**GOAL**:
Search the entries for the word "document" and pull out each line that has it.

**DATA FOR THE TASK**:
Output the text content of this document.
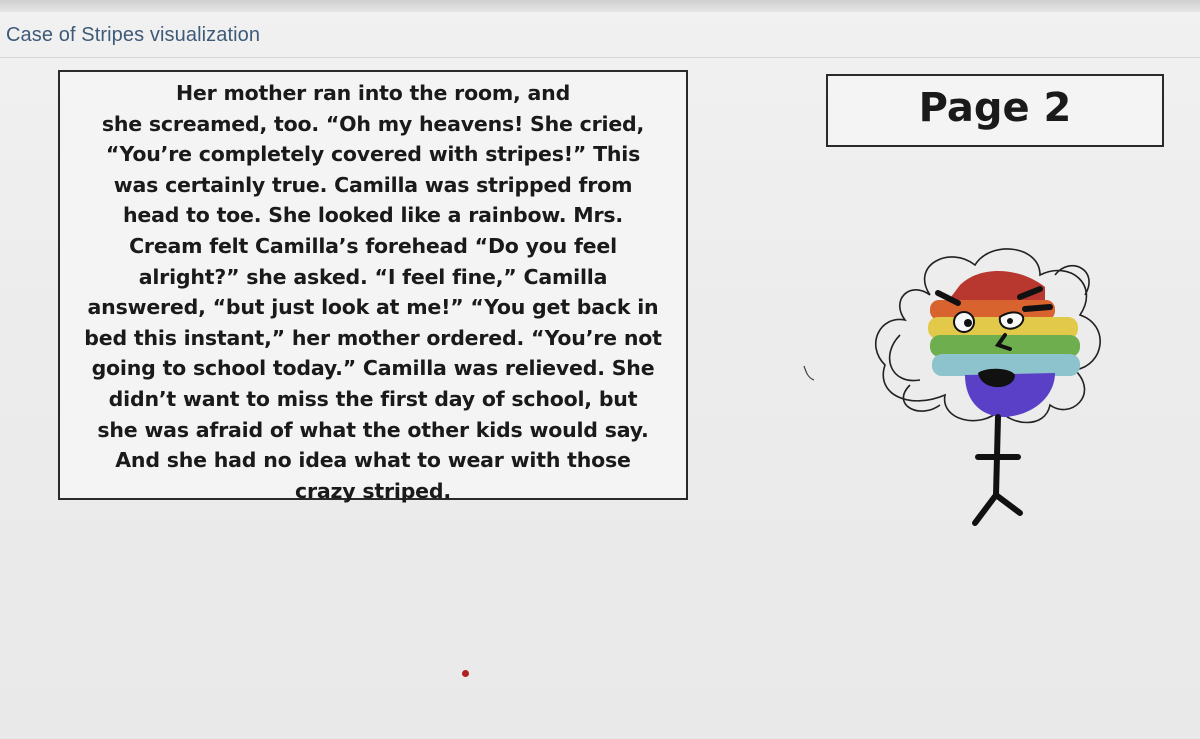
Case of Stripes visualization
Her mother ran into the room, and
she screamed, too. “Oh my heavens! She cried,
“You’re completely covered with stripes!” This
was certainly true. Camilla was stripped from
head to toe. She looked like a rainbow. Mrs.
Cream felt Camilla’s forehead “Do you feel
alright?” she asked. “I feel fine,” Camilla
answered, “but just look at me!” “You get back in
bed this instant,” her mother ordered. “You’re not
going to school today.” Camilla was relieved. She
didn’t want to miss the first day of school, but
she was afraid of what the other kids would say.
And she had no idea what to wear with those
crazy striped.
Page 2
==
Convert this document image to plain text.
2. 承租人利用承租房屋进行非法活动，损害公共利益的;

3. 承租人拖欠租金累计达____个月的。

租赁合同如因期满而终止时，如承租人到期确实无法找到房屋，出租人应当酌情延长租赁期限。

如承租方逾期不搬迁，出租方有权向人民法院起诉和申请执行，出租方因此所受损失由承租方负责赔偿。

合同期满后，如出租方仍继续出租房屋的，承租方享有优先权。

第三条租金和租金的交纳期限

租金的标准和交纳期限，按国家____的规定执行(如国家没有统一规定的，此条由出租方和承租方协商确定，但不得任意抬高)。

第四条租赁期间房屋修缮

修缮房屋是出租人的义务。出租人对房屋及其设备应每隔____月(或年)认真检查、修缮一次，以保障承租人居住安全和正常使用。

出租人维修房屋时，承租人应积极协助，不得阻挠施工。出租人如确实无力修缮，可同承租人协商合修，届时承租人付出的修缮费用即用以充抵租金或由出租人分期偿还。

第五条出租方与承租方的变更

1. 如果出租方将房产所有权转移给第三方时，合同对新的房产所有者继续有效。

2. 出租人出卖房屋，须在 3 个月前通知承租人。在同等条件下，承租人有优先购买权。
--
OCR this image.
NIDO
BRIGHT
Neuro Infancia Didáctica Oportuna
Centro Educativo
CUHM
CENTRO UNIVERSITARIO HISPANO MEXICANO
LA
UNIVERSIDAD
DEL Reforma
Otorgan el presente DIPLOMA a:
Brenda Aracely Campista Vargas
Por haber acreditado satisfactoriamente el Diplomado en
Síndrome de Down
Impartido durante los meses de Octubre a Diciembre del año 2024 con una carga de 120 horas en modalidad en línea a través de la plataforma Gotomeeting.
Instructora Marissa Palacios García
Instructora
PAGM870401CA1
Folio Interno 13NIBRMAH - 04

**REPLY**:
Output the text content of this document.
Convert this document image to plain text.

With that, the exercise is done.